====== GIVEN RECORDS ======
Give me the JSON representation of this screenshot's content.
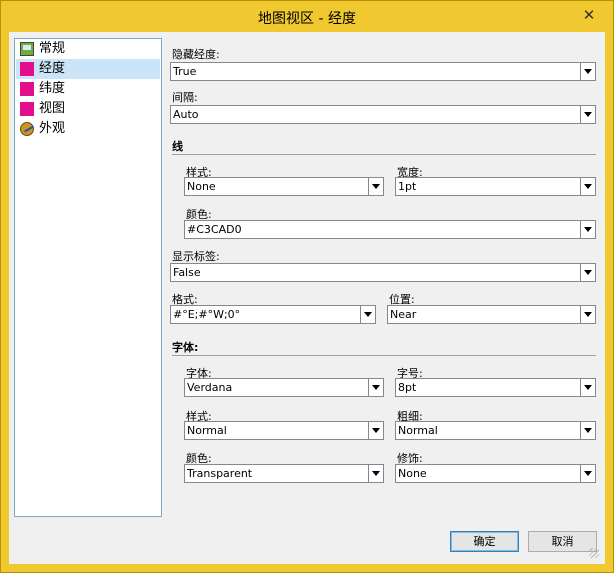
{
  "window": {
    "title": "地图视区 - 经度",
    "close_glyph": "✕"
  },
  "tree": {
    "items": [
      {
        "label": "常规",
        "icon": "general-image-icon"
      },
      {
        "label": "经度",
        "icon": "magenta-square-icon",
        "selected": true
      },
      {
        "label": "纬度",
        "icon": "magenta-square-icon"
      },
      {
        "label": "视图",
        "icon": "magenta-square-icon"
      },
      {
        "label": "外观",
        "icon": "appearance-palette-icon"
      }
    ]
  },
  "form": {
    "hide_longitude": {
      "label": "隐藏经度:",
      "value": "True"
    },
    "interval": {
      "label": "间隔:",
      "value": "Auto"
    },
    "line_section": "线",
    "line_style": {
      "label": "样式:",
      "value": "None"
    },
    "line_width": {
      "label": "宽度:",
      "value": "1pt"
    },
    "line_color": {
      "label": "颜色:",
      "value": "#C3CAD0"
    },
    "show_labels": {
      "label": "显示标签:",
      "value": "False"
    },
    "format": {
      "label": "格式:",
      "value": "#°E;#°W;0°"
    },
    "position": {
      "label": "位置:",
      "value": "Near"
    },
    "font_section": "字体:",
    "font_family": {
      "label": "字体:",
      "value": "Verdana"
    },
    "font_size": {
      "label": "字号:",
      "value": "8pt"
    },
    "font_style": {
      "label": "样式:",
      "value": "Normal"
    },
    "font_weight": {
      "label": "粗细:",
      "value": "Normal"
    },
    "font_color": {
      "label": "颜色:",
      "value": "Transparent"
    },
    "decoration": {
      "label": "修饰:",
      "value": "None"
    }
  },
  "buttons": {
    "ok": "确定",
    "cancel": "取消"
  }
}
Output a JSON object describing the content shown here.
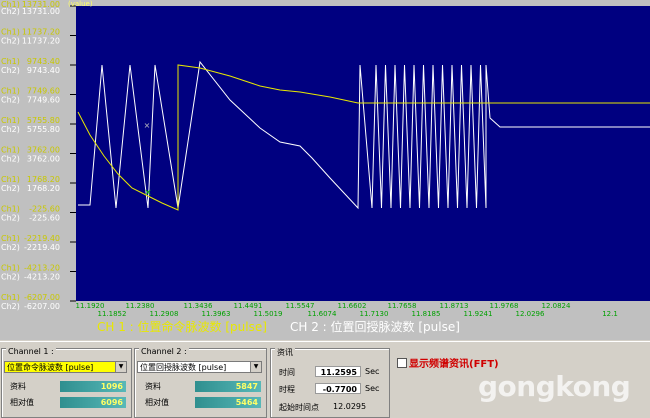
{
  "chart_data": {
    "type": "line",
    "ylabel": "(value)",
    "y_ticks": [
      13731.0,
      11737.2,
      9743.4,
      7749.6,
      5755.8,
      3762.0,
      1768.2,
      -225.6,
      -2219.4,
      -4213.2,
      -6207.0
    ],
    "x_ticks_top": [
      "11.1920",
      "11.2380",
      "11.3436",
      "11.4491",
      "11.5547",
      "11.6602",
      "11.7658",
      "11.8713",
      "11.9768",
      "12.0824"
    ],
    "x_ticks_bottom": [
      "11.1852",
      "11.2908",
      "11.3963",
      "11.5019",
      "11.6074",
      "11.7130",
      "11.8185",
      "11.9241",
      "12.0296",
      "12.1"
    ],
    "xlim": [
      11.1852,
      12.135
    ],
    "ylim": [
      -6207.0,
      13731.0
    ],
    "series": [
      {
        "name": "CH 1 : 位置命令脉波数 [pulse]",
        "color": "#e8e800"
      },
      {
        "name": "CH 2 : 位置回授脉波数 [pulse]",
        "color": "#ffffff"
      }
    ]
  },
  "y_axis_label": "(value)",
  "y_ticks": [
    {
      "ch1": "13731.00",
      "ch2": "13731.00"
    },
    {
      "ch1": "11737.20",
      "ch2": "11737.20"
    },
    {
      "ch1": "9743.40",
      "ch2": "9743.40"
    },
    {
      "ch1": "7749.60",
      "ch2": "7749.60"
    },
    {
      "ch1": "5755.80",
      "ch2": "5755.80"
    },
    {
      "ch1": "3762.00",
      "ch2": "3762.00"
    },
    {
      "ch1": "1768.20",
      "ch2": "1768.20"
    },
    {
      "ch1": "-225.60",
      "ch2": "-225.60"
    },
    {
      "ch1": "-2219.40",
      "ch2": "-2219.40"
    },
    {
      "ch1": "-4213.20",
      "ch2": "-4213.20"
    },
    {
      "ch1": "-6207.00",
      "ch2": "-6207.00"
    }
  ],
  "ch1_prefix": "Ch1)",
  "ch2_prefix": "Ch2)",
  "x_ticks_top": [
    "11.1920",
    "11.2380",
    "11.3436",
    "11.4491",
    "11.5547",
    "11.6602",
    "11.7658",
    "11.8713",
    "11.9768",
    "12.0824"
  ],
  "x_ticks_bottom": [
    "11.1852",
    "11.2908",
    "11.3963",
    "11.5019",
    "11.6074",
    "11.7130",
    "11.8185",
    "11.9241",
    "12.0296",
    "12.1"
  ],
  "legend": {
    "ch1": "CH 1 : 位置命令脉波数 [pulse]",
    "ch2": "CH 2 : 位置回授脉波数 [pulse]"
  },
  "channel1": {
    "title": "Channel 1 :",
    "select_value": "位置命令脉波数 [pulse]",
    "data_label": "资料",
    "data_value": "1096",
    "rel_label": "相对值",
    "rel_value": "6096"
  },
  "channel2": {
    "title": "Channel 2 :",
    "select_value": "位置回授脉波数 [pulse]",
    "data_label": "资料",
    "data_value": "5847",
    "rel_label": "相对值",
    "rel_value": "5464"
  },
  "info": {
    "title": "资讯",
    "time_label": "时间",
    "time_value": "11.2595",
    "time_unit": "Sec",
    "range_label": "时程",
    "range_value": "-0.7700",
    "range_unit": "Sec",
    "start_label": "起始时间点",
    "start_value": "12.0295"
  },
  "fft": {
    "label": "显示频谱资讯(FFT)",
    "checked": false
  },
  "colors": {
    "plot_bg": "#000080",
    "ch1": "#e8e800",
    "ch2": "#ffffff",
    "axis_text_ch1": "#c8c800",
    "axis_text_ch2": "#ffffff",
    "x_tick_text": "#00a000"
  },
  "watermark": "gongkong"
}
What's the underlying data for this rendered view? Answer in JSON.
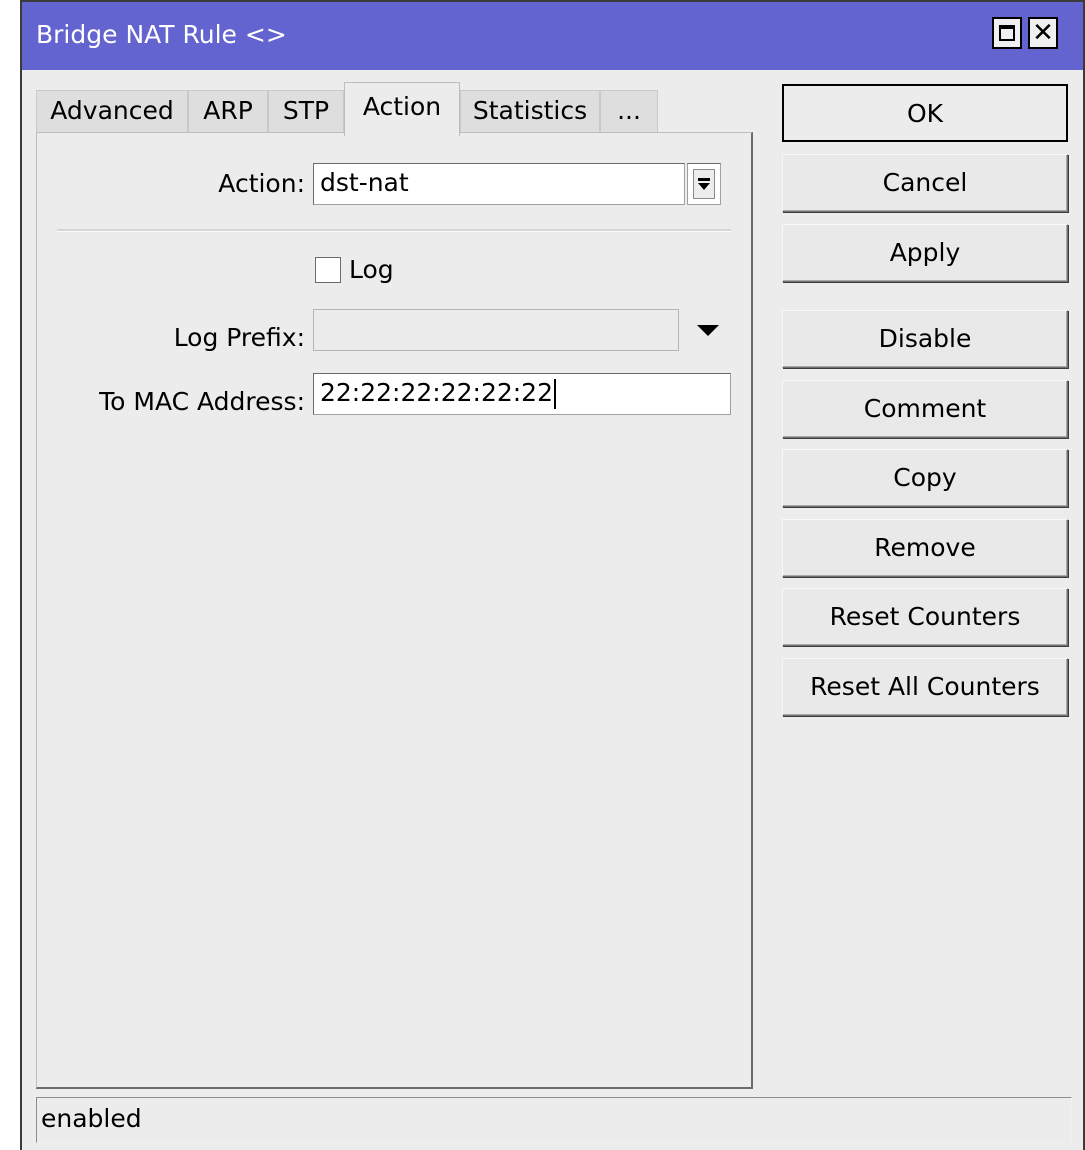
{
  "window": {
    "title": "Bridge NAT Rule <>",
    "maximize_icon": "maximize-icon",
    "close_icon": "close-icon",
    "close_glyph": "✕"
  },
  "tabs": [
    {
      "label": "Advanced",
      "active": false
    },
    {
      "label": "ARP",
      "active": false
    },
    {
      "label": "STP",
      "active": false
    },
    {
      "label": "Action",
      "active": true
    },
    {
      "label": "Statistics",
      "active": false
    },
    {
      "label": "...",
      "active": false
    }
  ],
  "form": {
    "action_label": "Action:",
    "action_value": "dst-nat",
    "log_label": "Log",
    "log_checked": false,
    "log_prefix_label": "Log Prefix:",
    "log_prefix_value": "",
    "to_mac_label": "To MAC Address:",
    "to_mac_value": "22:22:22:22:22:22"
  },
  "buttons": {
    "ok": "OK",
    "cancel": "Cancel",
    "apply": "Apply",
    "disable": "Disable",
    "comment": "Comment",
    "copy": "Copy",
    "remove": "Remove",
    "reset_counters": "Reset Counters",
    "reset_all_counters": "Reset All Counters"
  },
  "status": {
    "text": "enabled"
  },
  "colors": {
    "titlebar": "#6464d1",
    "window_bg": "#ececec"
  }
}
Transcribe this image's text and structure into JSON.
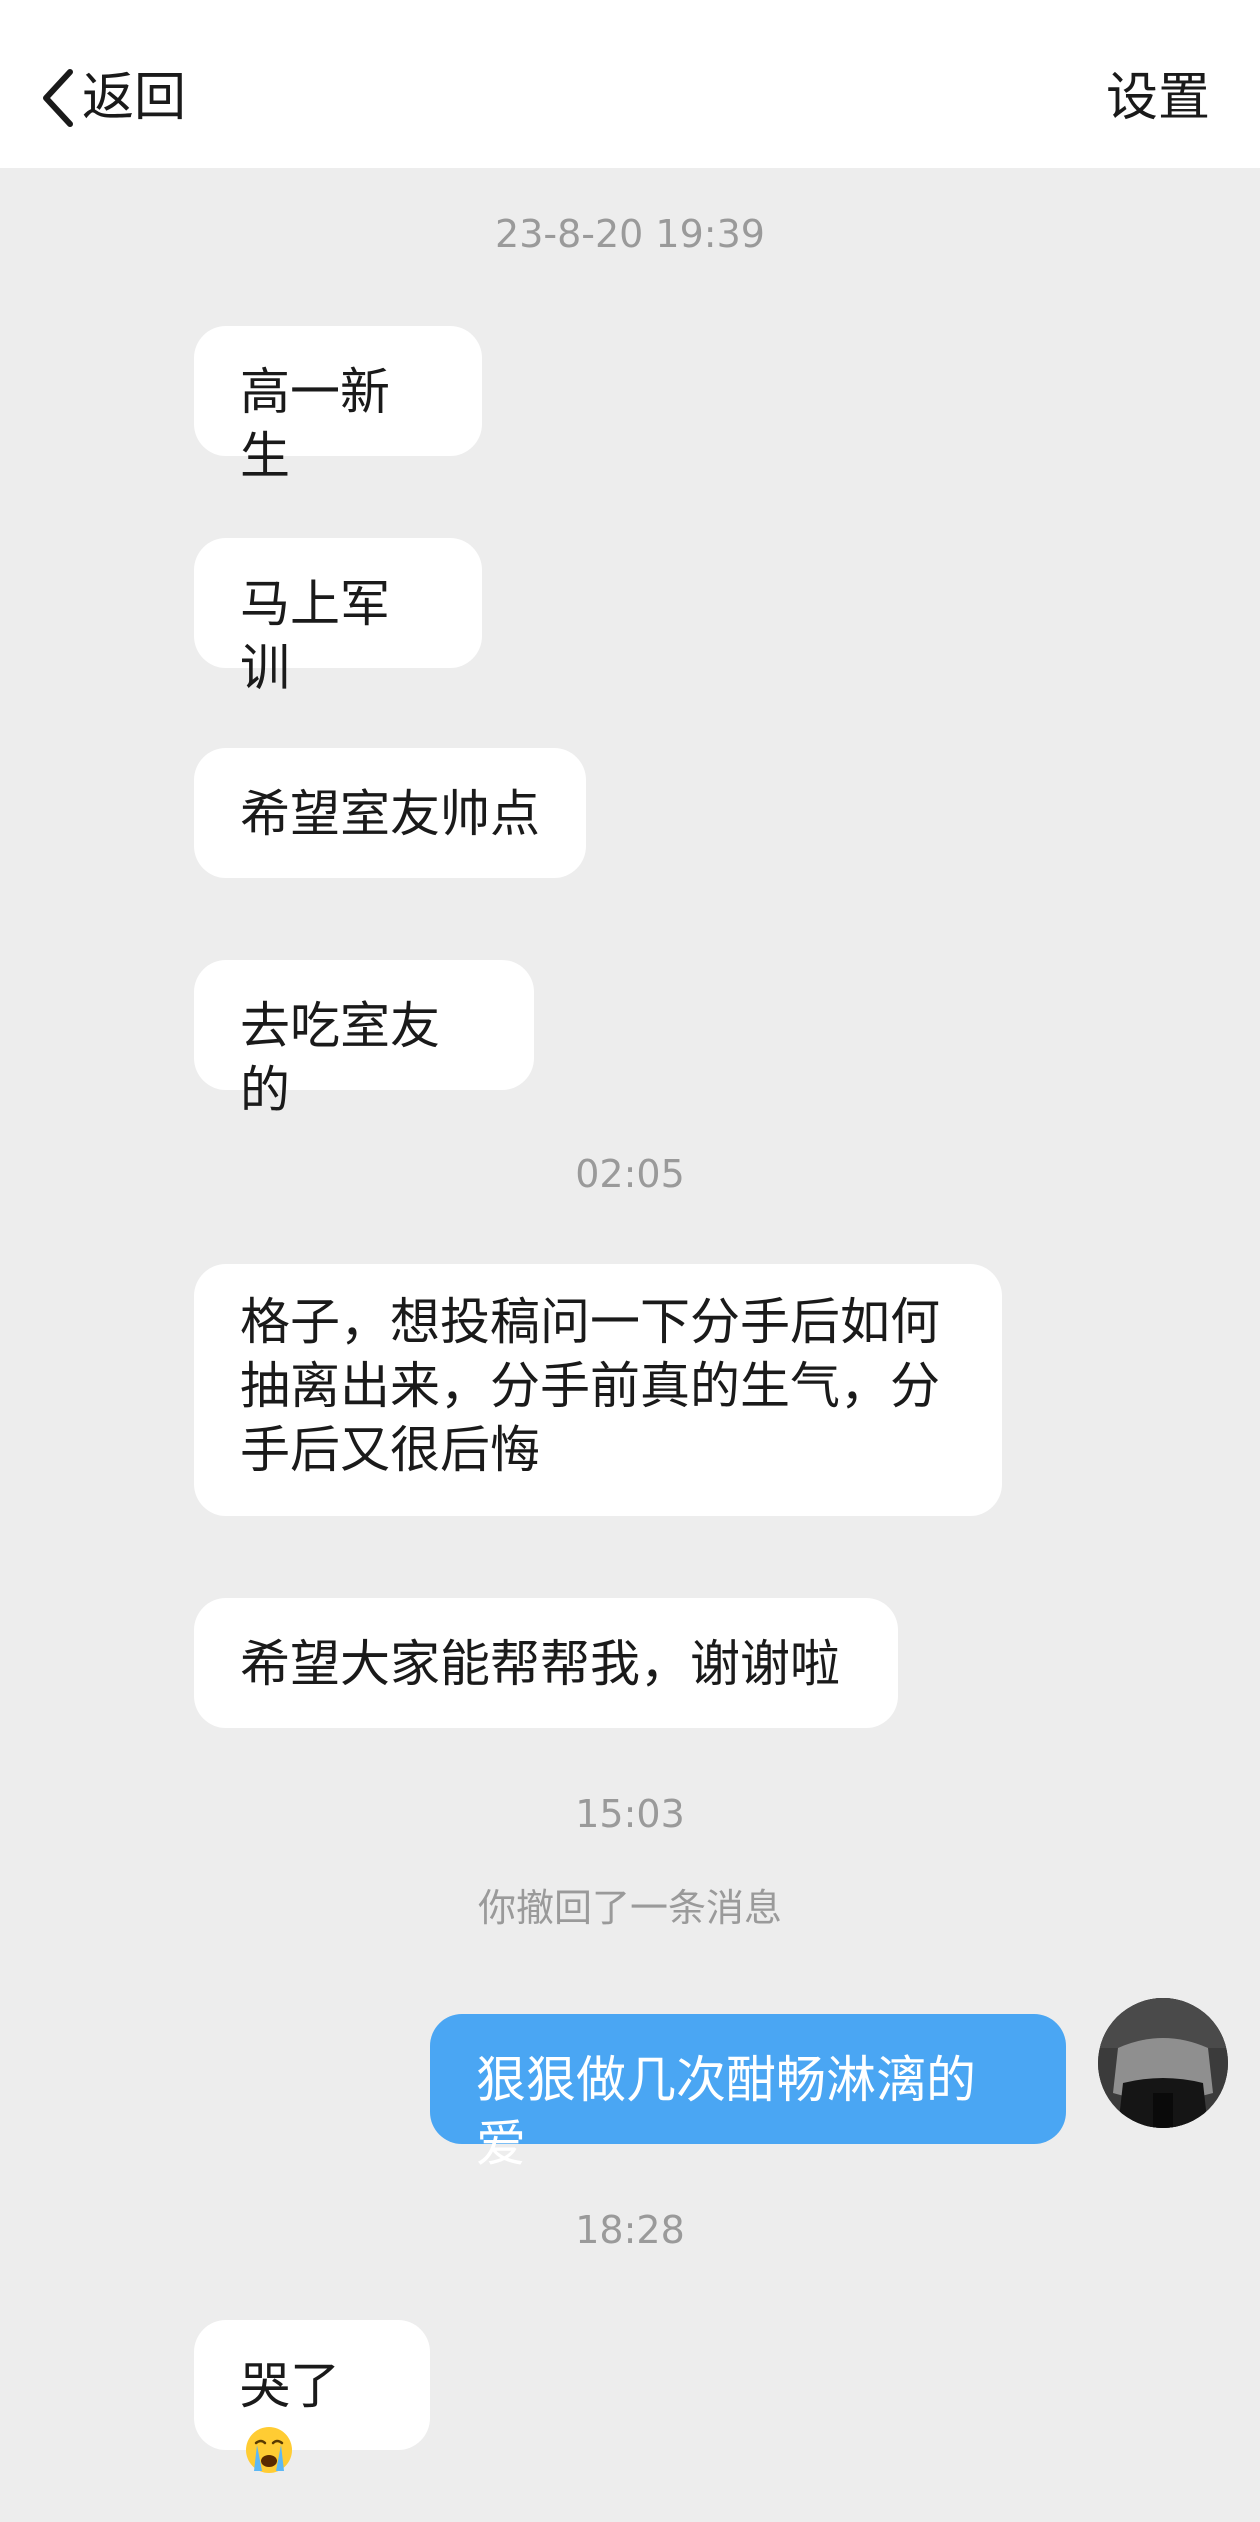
{
  "header": {
    "back_label": "返回",
    "settings_label": "设置"
  },
  "messages": {
    "ts1": "23-8-20 19:39",
    "m1": "高一新生",
    "m2": "马上军训",
    "m3": "希望室友帅点",
    "m4": "去吃室友的",
    "ts2": "02:05",
    "m5_line1": "格子，想投稿问一下分手后如何",
    "m5_line2": "抽离出来，分手前真的生气，分",
    "m5_line3": "手后又很后悔",
    "m6": "希望大家能帮帮我，谢谢啦",
    "ts3": "15:03",
    "recall_notice": "你撤回了一条消息",
    "m7_out": "狠狠做几次酣畅淋漓的爱",
    "ts4": "18:28",
    "m8": "哭了"
  },
  "icons": {
    "back": "chevron-left-icon",
    "crying_emoji": "crying-face-emoji",
    "avatar": "user-avatar"
  },
  "colors": {
    "background": "#ededed",
    "incoming_bubble": "#ffffff",
    "outgoing_bubble": "#4aa6f3",
    "timestamp": "#9a9a9a"
  }
}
======
* [AIM OF THE EXERCISE] The material above must be printed exactly, with its pictures left out.

* [THE SOLUTION]
Give me the JSON representation of this screenshot's content.
{
  "window": {
    "title": "地图视区 - 经度",
    "close_glyph": "✕"
  },
  "tree": {
    "items": [
      {
        "label": "常规",
        "icon": "general-image-icon"
      },
      {
        "label": "经度",
        "icon": "magenta-square-icon",
        "selected": true
      },
      {
        "label": "纬度",
        "icon": "magenta-square-icon"
      },
      {
        "label": "视图",
        "icon": "magenta-square-icon"
      },
      {
        "label": "外观",
        "icon": "appearance-palette-icon"
      }
    ]
  },
  "form": {
    "hide_longitude": {
      "label": "隐藏经度:",
      "value": "True"
    },
    "interval": {
      "label": "间隔:",
      "value": "Auto"
    },
    "line_section": "线",
    "line_style": {
      "label": "样式:",
      "value": "None"
    },
    "line_width": {
      "label": "宽度:",
      "value": "1pt"
    },
    "line_color": {
      "label": "颜色:",
      "value": "#C3CAD0"
    },
    "show_labels": {
      "label": "显示标签:",
      "value": "False"
    },
    "format": {
      "label": "格式:",
      "value": "#°E;#°W;0°"
    },
    "position": {
      "label": "位置:",
      "value": "Near"
    },
    "font_section": "字体:",
    "font_family": {
      "label": "字体:",
      "value": "Verdana"
    },
    "font_size": {
      "label": "字号:",
      "value": "8pt"
    },
    "font_style": {
      "label": "样式:",
      "value": "Normal"
    },
    "font_weight": {
      "label": "粗细:",
      "value": "Normal"
    },
    "font_color": {
      "label": "颜色:",
      "value": "Transparent"
    },
    "decoration": {
      "label": "修饰:",
      "value": "None"
    }
  },
  "buttons": {
    "ok": "确定",
    "cancel": "取消"
  }
}
Output a JSON object describing the content shown here.
{
  "chart_data": {
    "type": "line",
    "ylabel": "(value)",
    "y_ticks": [
      13731.0,
      11737.2,
      9743.4,
      7749.6,
      5755.8,
      3762.0,
      1768.2,
      -225.6,
      -2219.4,
      -4213.2,
      -6207.0
    ],
    "x_ticks_top": [
      "11.1920",
      "11.2380",
      "11.3436",
      "11.4491",
      "11.5547",
      "11.6602",
      "11.7658",
      "11.8713",
      "11.9768",
      "12.0824"
    ],
    "x_ticks_bottom": [
      "11.1852",
      "11.2908",
      "11.3963",
      "11.5019",
      "11.6074",
      "11.7130",
      "11.8185",
      "11.9241",
      "12.0296",
      "12.1"
    ],
    "xlim": [
      11.1852,
      12.135
    ],
    "ylim": [
      -6207.0,
      13731.0
    ],
    "series": [
      {
        "name": "CH 1 : 位置命令脉波数 [pulse]",
        "color": "#e8e800"
      },
      {
        "name": "CH 2 : 位置回授脉波数 [pulse]",
        "color": "#ffffff"
      }
    ]
  },
  "y_axis_label": "(value)",
  "y_ticks": [
    {
      "ch1": "13731.00",
      "ch2": "13731.00"
    },
    {
      "ch1": "11737.20",
      "ch2": "11737.20"
    },
    {
      "ch1": "9743.40",
      "ch2": "9743.40"
    },
    {
      "ch1": "7749.60",
      "ch2": "7749.60"
    },
    {
      "ch1": "5755.80",
      "ch2": "5755.80"
    },
    {
      "ch1": "3762.00",
      "ch2": "3762.00"
    },
    {
      "ch1": "1768.20",
      "ch2": "1768.20"
    },
    {
      "ch1": "-225.60",
      "ch2": "-225.60"
    },
    {
      "ch1": "-2219.40",
      "ch2": "-2219.40"
    },
    {
      "ch1": "-4213.20",
      "ch2": "-4213.20"
    },
    {
      "ch1": "-6207.00",
      "ch2": "-6207.00"
    }
  ],
  "ch1_prefix": "Ch1)",
  "ch2_prefix": "Ch2)",
  "x_ticks_top": [
    "11.1920",
    "11.2380",
    "11.3436",
    "11.4491",
    "11.5547",
    "11.6602",
    "11.7658",
    "11.8713",
    "11.9768",
    "12.0824"
  ],
  "x_ticks_bottom": [
    "11.1852",
    "11.2908",
    "11.3963",
    "11.5019",
    "11.6074",
    "11.7130",
    "11.8185",
    "11.9241",
    "12.0296",
    "12.1"
  ],
  "legend": {
    "ch1": "CH 1 : 位置命令脉波数 [pulse]",
    "ch2": "CH 2 : 位置回授脉波数 [pulse]"
  },
  "channel1": {
    "title": "Channel 1 :",
    "select_value": "位置命令脉波数 [pulse]",
    "data_label": "资料",
    "data_value": "1096",
    "rel_label": "相对值",
    "rel_value": "6096"
  },
  "channel2": {
    "title": "Channel 2 :",
    "select_value": "位置回授脉波数 [pulse]",
    "data_label": "资料",
    "data_value": "5847",
    "rel_label": "相对值",
    "rel_value": "5464"
  },
  "info": {
    "title": "资讯",
    "time_label": "时间",
    "time_value": "11.2595",
    "time_unit": "Sec",
    "range_label": "时程",
    "range_value": "-0.7700",
    "range_unit": "Sec",
    "start_label": "起始时间点",
    "start_value": "12.0295"
  },
  "fft": {
    "label": "显示频谱资讯(FFT)",
    "checked": false
  },
  "colors": {
    "plot_bg": "#000080",
    "ch1": "#e8e800",
    "ch2": "#ffffff",
    "axis_text_ch1": "#c8c800",
    "axis_text_ch2": "#ffffff",
    "x_tick_text": "#00a000"
  },
  "watermark": "gongkong"
}
What's the underlying data for this rendered view? Answer in JSON.
{
  "window": {
    "title": "Bridge NAT Rule <>",
    "maximize_icon": "maximize-icon",
    "close_icon": "close-icon",
    "close_glyph": "✕"
  },
  "tabs": [
    {
      "label": "Advanced",
      "active": false
    },
    {
      "label": "ARP",
      "active": false
    },
    {
      "label": "STP",
      "active": false
    },
    {
      "label": "Action",
      "active": true
    },
    {
      "label": "Statistics",
      "active": false
    },
    {
      "label": "...",
      "active": false
    }
  ],
  "form": {
    "action_label": "Action:",
    "action_value": "dst-nat",
    "log_label": "Log",
    "log_checked": false,
    "log_prefix_label": "Log Prefix:",
    "log_prefix_value": "",
    "to_mac_label": "To MAC Address:",
    "to_mac_value": "22:22:22:22:22:22"
  },
  "buttons": {
    "ok": "OK",
    "cancel": "Cancel",
    "apply": "Apply",
    "disable": "Disable",
    "comment": "Comment",
    "copy": "Copy",
    "remove": "Remove",
    "reset_counters": "Reset Counters",
    "reset_all_counters": "Reset All Counters"
  },
  "status": {
    "text": "enabled"
  },
  "colors": {
    "titlebar": "#6464d1",
    "window_bg": "#ececec"
  }
}
Transcribe this image's text and structure into JSON.
{
  "header": {
    "back_label": "返回",
    "settings_label": "设置"
  },
  "messages": {
    "ts1": "23-8-20 19:39",
    "m1": "高一新生",
    "m2": "马上军训",
    "m3": "希望室友帅点",
    "m4": "去吃室友的",
    "ts2": "02:05",
    "m5_line1": "格子，想投稿问一下分手后如何",
    "m5_line2": "抽离出来，分手前真的生气，分",
    "m5_line3": "手后又很后悔",
    "m6": "希望大家能帮帮我，谢谢啦",
    "ts3": "15:03",
    "recall_notice": "你撤回了一条消息",
    "m7_out": "狠狠做几次酣畅淋漓的爱",
    "ts4": "18:28",
    "m8": "哭了"
  },
  "icons": {
    "back": "chevron-left-icon",
    "crying_emoji": "crying-face-emoji",
    "avatar": "user-avatar"
  },
  "colors": {
    "background": "#ededed",
    "incoming_bubble": "#ffffff",
    "outgoing_bubble": "#4aa6f3",
    "timestamp": "#9a9a9a"
  }
}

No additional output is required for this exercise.